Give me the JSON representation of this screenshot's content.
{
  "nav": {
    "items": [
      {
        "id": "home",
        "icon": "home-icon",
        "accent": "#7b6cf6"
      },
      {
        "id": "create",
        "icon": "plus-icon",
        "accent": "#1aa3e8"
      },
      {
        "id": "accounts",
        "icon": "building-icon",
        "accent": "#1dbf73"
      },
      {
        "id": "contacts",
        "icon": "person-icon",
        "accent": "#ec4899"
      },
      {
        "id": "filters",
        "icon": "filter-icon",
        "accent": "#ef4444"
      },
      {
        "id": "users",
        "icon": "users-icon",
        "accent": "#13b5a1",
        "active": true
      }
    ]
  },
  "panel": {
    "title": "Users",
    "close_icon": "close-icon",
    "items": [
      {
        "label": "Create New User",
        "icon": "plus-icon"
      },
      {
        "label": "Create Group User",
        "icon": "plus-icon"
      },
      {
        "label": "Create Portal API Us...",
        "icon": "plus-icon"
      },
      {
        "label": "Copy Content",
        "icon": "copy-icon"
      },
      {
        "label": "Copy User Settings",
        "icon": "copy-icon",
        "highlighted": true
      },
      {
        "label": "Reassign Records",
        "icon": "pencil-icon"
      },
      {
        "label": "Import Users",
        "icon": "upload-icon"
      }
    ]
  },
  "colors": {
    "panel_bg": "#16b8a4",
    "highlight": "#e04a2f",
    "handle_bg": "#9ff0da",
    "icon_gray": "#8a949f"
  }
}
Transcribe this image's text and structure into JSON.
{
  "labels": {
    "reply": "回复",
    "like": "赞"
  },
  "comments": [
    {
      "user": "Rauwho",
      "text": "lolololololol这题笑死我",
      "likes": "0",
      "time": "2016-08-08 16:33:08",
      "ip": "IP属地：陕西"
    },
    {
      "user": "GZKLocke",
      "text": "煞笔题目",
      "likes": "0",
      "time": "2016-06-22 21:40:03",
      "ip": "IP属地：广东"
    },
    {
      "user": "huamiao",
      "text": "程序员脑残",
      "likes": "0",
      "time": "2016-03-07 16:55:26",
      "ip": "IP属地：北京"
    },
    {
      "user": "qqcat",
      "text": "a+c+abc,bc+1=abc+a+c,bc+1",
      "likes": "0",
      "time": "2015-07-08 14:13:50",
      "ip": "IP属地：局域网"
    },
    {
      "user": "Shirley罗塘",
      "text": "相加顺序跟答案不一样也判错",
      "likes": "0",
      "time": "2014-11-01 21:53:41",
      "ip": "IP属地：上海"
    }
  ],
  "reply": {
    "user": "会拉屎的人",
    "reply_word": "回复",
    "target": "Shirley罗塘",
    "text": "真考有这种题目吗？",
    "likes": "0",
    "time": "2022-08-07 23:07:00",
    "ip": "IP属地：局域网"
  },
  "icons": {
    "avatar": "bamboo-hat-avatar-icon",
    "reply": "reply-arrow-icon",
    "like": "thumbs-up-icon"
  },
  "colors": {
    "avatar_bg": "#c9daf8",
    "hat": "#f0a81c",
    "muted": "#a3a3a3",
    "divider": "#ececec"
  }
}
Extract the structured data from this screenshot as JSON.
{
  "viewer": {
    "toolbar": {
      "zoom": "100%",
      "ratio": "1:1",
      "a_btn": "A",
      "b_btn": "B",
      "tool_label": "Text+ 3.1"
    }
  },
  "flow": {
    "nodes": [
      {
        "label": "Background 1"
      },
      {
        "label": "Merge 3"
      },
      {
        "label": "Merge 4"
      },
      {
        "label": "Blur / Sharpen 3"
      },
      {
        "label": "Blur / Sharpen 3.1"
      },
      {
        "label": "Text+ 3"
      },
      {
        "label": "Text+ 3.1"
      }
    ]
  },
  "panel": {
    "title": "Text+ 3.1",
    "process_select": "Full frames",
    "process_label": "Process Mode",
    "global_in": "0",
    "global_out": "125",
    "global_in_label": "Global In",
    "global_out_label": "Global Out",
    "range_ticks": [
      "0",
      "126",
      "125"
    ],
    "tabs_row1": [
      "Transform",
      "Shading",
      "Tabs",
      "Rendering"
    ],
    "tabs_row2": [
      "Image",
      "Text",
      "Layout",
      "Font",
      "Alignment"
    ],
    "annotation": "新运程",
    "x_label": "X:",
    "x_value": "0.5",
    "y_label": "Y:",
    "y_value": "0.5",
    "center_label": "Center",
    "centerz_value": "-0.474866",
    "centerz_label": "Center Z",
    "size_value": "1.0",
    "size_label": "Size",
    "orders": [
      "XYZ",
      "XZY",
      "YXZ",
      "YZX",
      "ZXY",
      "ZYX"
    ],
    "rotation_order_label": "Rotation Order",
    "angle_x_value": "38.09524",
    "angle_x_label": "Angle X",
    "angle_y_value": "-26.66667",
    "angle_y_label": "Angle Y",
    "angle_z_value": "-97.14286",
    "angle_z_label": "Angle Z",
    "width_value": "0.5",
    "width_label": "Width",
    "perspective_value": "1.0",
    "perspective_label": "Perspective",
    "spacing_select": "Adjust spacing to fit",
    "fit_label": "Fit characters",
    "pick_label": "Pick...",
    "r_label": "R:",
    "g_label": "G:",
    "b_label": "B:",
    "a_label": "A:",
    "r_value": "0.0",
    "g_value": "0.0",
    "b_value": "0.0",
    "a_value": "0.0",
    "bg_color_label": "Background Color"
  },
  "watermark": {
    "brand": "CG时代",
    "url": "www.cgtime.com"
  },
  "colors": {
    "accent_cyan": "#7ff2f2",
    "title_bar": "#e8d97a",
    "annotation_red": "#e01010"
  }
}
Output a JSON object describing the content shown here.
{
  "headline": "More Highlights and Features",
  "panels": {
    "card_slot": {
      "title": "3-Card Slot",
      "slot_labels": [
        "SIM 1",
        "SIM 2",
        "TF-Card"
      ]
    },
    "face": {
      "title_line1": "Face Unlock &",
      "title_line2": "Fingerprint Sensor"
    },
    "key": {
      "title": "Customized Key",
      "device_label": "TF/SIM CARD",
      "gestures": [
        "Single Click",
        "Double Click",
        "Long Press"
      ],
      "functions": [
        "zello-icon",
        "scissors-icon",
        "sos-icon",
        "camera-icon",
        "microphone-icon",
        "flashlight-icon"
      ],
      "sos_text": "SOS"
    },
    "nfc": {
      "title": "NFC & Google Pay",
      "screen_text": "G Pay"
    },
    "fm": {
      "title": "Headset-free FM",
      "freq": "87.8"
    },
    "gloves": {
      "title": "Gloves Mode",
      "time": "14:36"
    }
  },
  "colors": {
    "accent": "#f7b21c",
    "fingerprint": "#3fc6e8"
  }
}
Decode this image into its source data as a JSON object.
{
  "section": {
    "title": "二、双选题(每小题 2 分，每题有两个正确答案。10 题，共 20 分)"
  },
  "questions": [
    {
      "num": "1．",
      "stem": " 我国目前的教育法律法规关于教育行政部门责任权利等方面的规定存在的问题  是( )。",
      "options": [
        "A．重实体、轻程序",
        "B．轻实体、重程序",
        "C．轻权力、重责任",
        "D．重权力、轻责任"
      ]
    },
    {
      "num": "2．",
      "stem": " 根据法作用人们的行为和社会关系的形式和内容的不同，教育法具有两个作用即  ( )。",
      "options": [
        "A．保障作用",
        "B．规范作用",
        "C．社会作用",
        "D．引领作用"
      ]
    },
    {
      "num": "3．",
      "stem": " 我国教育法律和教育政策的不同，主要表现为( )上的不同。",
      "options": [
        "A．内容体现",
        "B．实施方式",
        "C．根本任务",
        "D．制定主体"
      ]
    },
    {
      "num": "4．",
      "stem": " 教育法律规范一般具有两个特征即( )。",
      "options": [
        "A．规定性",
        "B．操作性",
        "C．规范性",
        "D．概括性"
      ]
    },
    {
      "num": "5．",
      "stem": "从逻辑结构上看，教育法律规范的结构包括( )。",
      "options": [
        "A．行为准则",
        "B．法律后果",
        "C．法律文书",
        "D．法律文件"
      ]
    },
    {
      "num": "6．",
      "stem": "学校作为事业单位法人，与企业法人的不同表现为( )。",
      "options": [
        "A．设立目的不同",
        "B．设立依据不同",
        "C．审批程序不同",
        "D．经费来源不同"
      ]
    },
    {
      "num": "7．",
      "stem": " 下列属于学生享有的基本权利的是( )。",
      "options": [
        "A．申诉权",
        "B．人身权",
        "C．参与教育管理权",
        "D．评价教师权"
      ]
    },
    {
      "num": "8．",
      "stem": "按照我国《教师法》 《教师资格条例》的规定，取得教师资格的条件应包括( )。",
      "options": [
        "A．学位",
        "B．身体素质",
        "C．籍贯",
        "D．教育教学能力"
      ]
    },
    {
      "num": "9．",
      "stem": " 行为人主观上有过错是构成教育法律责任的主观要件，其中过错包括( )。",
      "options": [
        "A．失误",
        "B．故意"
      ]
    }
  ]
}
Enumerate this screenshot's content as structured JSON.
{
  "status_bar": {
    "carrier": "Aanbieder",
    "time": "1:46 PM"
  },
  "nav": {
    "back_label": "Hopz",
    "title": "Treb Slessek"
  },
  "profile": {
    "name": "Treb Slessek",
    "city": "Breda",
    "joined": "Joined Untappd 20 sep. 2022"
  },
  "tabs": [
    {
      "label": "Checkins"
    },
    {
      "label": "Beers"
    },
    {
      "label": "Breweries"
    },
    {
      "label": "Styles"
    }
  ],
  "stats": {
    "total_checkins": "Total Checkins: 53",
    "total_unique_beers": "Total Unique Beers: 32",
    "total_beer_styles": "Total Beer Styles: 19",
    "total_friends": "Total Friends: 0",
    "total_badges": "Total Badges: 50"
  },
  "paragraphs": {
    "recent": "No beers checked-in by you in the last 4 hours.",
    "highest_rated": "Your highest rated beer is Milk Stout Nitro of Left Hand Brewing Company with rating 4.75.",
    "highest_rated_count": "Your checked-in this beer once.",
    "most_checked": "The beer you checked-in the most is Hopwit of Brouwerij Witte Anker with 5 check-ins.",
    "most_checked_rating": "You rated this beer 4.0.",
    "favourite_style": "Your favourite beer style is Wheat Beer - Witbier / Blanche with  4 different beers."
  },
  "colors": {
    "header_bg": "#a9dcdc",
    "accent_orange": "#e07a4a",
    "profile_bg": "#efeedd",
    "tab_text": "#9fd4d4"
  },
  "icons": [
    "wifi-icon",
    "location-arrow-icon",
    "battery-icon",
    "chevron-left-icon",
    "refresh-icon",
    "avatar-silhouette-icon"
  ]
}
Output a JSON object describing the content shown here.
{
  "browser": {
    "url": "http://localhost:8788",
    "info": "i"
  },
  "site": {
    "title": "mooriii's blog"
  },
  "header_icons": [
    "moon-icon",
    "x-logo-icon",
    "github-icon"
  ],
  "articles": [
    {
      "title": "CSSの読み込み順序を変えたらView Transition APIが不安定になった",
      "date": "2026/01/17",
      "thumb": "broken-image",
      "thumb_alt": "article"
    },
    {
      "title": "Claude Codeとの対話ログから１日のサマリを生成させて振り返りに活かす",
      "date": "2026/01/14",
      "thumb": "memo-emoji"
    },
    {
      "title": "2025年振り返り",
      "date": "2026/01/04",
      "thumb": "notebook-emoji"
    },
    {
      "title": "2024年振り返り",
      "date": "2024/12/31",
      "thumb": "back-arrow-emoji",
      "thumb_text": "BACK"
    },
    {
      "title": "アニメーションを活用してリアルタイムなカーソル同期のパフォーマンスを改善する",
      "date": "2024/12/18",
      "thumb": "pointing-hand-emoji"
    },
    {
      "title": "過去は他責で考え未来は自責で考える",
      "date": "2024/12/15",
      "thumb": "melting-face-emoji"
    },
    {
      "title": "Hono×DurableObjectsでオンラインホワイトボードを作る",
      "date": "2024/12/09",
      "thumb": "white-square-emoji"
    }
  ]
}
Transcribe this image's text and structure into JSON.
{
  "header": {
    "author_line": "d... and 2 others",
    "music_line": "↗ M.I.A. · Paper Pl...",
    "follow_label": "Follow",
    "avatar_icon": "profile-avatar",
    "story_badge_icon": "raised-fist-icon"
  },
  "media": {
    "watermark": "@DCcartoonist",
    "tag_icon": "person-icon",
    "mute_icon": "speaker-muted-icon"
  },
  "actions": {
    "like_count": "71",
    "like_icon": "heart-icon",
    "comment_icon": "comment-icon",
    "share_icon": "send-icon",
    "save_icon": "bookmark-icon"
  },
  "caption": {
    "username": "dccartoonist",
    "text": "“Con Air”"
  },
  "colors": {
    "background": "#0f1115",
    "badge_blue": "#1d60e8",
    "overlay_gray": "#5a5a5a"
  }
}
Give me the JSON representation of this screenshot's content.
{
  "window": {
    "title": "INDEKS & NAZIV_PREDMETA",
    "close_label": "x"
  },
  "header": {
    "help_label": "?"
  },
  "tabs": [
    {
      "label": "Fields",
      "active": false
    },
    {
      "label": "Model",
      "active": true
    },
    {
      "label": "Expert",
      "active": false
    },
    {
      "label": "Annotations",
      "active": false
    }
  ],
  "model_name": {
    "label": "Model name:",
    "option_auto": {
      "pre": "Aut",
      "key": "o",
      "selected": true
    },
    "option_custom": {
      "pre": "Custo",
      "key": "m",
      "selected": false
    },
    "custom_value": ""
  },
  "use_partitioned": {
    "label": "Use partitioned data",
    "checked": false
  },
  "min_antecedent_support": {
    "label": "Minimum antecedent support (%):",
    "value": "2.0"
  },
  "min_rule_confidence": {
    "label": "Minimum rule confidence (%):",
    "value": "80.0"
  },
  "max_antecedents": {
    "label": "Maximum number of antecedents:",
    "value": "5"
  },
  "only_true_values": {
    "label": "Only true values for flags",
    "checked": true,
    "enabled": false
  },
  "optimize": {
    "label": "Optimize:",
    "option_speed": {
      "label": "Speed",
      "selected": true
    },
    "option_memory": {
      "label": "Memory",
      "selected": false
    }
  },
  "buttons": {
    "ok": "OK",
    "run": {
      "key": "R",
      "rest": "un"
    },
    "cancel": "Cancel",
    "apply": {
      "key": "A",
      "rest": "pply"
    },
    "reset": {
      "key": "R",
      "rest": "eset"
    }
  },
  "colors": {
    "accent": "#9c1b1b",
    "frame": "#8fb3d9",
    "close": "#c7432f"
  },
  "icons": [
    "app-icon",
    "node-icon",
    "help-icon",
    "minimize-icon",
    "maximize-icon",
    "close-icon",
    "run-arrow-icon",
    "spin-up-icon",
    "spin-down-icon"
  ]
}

※ ※ ※

Exercise requirements>
Pull every line containing the word "arrow" out of the material and copy it.

Reply>
    "reply": "reply-arrow-icon",
    "location-arrow-icon",
      "thumb": "back-arrow-emoji",
    "run-arrow-icon",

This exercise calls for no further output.